Short task:
Select the lines below containing the word "text".

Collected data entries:
⁂
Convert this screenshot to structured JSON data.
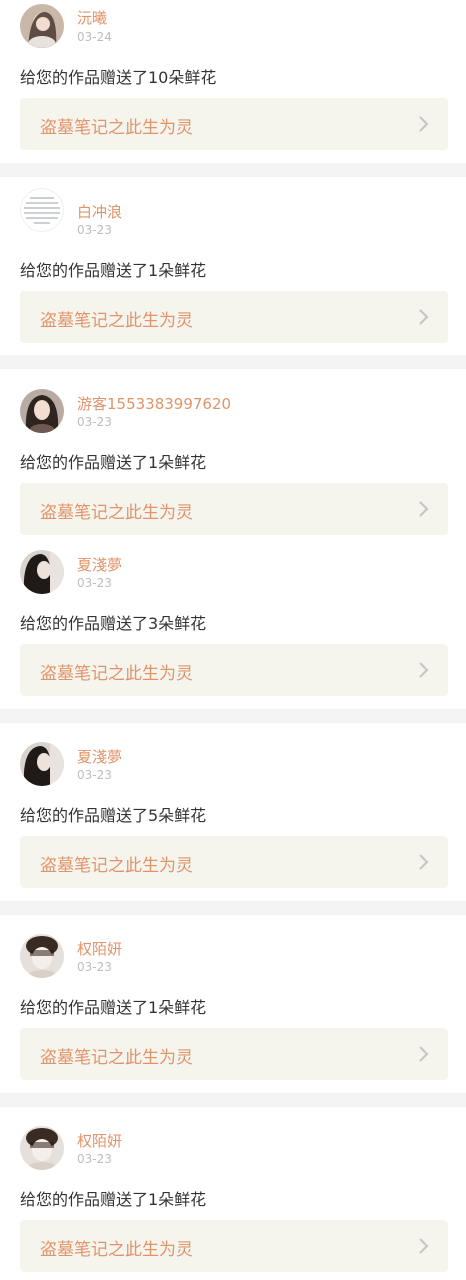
{
  "colors": {
    "accent": "#e0946a",
    "date": "#bdbdbd",
    "text": "#333333",
    "link_bg": "#f5f5ee",
    "divider": "#f4f4f4"
  },
  "notifications": [
    {
      "user": "沅曦",
      "date": "03-24",
      "message": "给您的作品赠送了10朵鲜花",
      "work_title": "盗墓笔记之此生为灵",
      "avatar": "avatar-photo-icon"
    },
    {
      "user": "白冲浪",
      "date": "03-23",
      "message": "给您的作品赠送了1朵鲜花",
      "work_title": "盗墓笔记之此生为灵",
      "avatar": "avatar-text-image-icon"
    },
    {
      "user": "游客1553383997620",
      "date": "03-23",
      "message": "给您的作品赠送了1朵鲜花",
      "work_title": "盗墓笔记之此生为灵",
      "avatar": "avatar-photo-icon"
    },
    {
      "user": "夏淺夢",
      "date": "03-23",
      "message": "给您的作品赠送了3朵鲜花",
      "work_title": "盗墓笔记之此生为灵",
      "avatar": "avatar-photo-icon"
    },
    {
      "user": "夏淺夢",
      "date": "03-23",
      "message": "给您的作品赠送了5朵鲜花",
      "work_title": "盗墓笔记之此生为灵",
      "avatar": "avatar-photo-icon"
    },
    {
      "user": "权陌妍",
      "date": "03-23",
      "message": "给您的作品赠送了1朵鲜花",
      "work_title": "盗墓笔记之此生为灵",
      "avatar": "avatar-photo-icon"
    },
    {
      "user": "权陌妍",
      "date": "03-23",
      "message": "给您的作品赠送了1朵鲜花",
      "work_title": "盗墓笔记之此生为灵",
      "avatar": "avatar-photo-icon"
    }
  ]
}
⁂
Task output:
    "text": "#333333",
      "avatar": "avatar-text-image-icon"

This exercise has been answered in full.